*Requirement:*
Restate each of the lines given below, word for word.
+++ Information shown +++
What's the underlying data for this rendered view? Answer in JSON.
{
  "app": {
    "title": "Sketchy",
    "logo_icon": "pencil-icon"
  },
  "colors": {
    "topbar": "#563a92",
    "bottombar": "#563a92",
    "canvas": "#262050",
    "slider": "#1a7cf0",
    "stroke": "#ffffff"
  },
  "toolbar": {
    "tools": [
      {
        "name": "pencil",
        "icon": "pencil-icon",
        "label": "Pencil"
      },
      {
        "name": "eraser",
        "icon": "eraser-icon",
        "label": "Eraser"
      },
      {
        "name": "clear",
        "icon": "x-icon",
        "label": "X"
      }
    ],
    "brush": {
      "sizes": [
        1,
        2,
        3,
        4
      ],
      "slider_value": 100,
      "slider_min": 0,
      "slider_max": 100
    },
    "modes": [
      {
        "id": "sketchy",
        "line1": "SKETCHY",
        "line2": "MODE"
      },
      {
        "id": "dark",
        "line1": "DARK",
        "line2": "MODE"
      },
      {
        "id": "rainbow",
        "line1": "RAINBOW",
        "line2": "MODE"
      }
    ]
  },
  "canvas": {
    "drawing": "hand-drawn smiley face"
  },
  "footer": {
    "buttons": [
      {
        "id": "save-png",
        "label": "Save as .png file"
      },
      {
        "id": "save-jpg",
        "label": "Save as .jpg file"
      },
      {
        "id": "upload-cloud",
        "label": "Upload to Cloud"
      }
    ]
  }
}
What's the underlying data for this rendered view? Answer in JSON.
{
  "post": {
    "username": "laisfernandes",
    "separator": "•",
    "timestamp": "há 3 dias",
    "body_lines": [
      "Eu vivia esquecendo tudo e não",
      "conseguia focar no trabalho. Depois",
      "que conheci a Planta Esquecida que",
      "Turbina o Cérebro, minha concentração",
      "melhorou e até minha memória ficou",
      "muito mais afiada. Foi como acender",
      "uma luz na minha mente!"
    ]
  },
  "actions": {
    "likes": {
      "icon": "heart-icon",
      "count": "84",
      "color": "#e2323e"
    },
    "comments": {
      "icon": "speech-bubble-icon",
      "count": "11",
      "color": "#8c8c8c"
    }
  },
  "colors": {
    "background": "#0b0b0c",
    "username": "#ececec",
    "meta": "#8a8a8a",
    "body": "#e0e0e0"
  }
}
+++
*Expected output:*
What's the underlying data for this rendered view? Answer in JSON.
{
  "app": {
    "title": "Sketchy",
    "logo_icon": "pencil-icon"
  },
  "colors": {
    "topbar": "#563a92",
    "bottombar": "#563a92",
    "canvas": "#262050",
    "slider": "#1a7cf0",
    "stroke": "#ffffff"
  },
  "toolbar": {
    "tools": [
      {
        "name": "pencil",
        "icon": "pencil-icon",
        "label": "Pencil"
      },
      {
        "name": "eraser",
        "icon": "eraser-icon",
        "label": "Eraser"
      },
      {
        "name": "clear",
        "icon": "x-icon",
        "label": "X"
      }
    ],
    "brush": {
      "sizes": [
        1,
        2,
        3,
        4
      ],
      "slider_value": 100,
      "slider_min": 0,
      "slider_max": 100
    },
    "modes": [
      {
        "id": "sketchy",
        "line1": "SKETCHY",
        "line2": "MODE"
      },
      {
        "id": "dark",
        "line1": "DARK",
        "line2": "MODE"
      },
      {
        "id": "rainbow",
        "line1": "RAINBOW",
        "line2": "MODE"
      }
    ]
  },
  "canvas": {
    "drawing": "hand-drawn smiley face"
  },
  "footer": {
    "buttons": [
      {
        "id": "save-png",
        "label": "Save as .png file"
      },
      {
        "id": "save-jpg",
        "label": "Save as .jpg file"
      },
      {
        "id": "upload-cloud",
        "label": "Upload to Cloud"
      }
    ]
  }
}
What's the underlying data for this rendered view? Answer in JSON.
{
  "post": {
    "username": "laisfernandes",
    "separator": "•",
    "timestamp": "há 3 dias",
    "body_lines": [
      "Eu vivia esquecendo tudo e não",
      "conseguia focar no trabalho. Depois",
      "que conheci a Planta Esquecida que",
      "Turbina o Cérebro, minha concentração",
      "melhorou e até minha memória ficou",
      "muito mais afiada. Foi como acender",
      "uma luz na minha mente!"
    ]
  },
  "actions": {
    "likes": {
      "icon": "heart-icon",
      "count": "84",
      "color": "#e2323e"
    },
    "comments": {
      "icon": "speech-bubble-icon",
      "count": "11",
      "color": "#8c8c8c"
    }
  },
  "colors": {
    "background": "#0b0b0c",
    "username": "#ececec",
    "meta": "#8a8a8a",
    "body": "#e0e0e0"
  }
}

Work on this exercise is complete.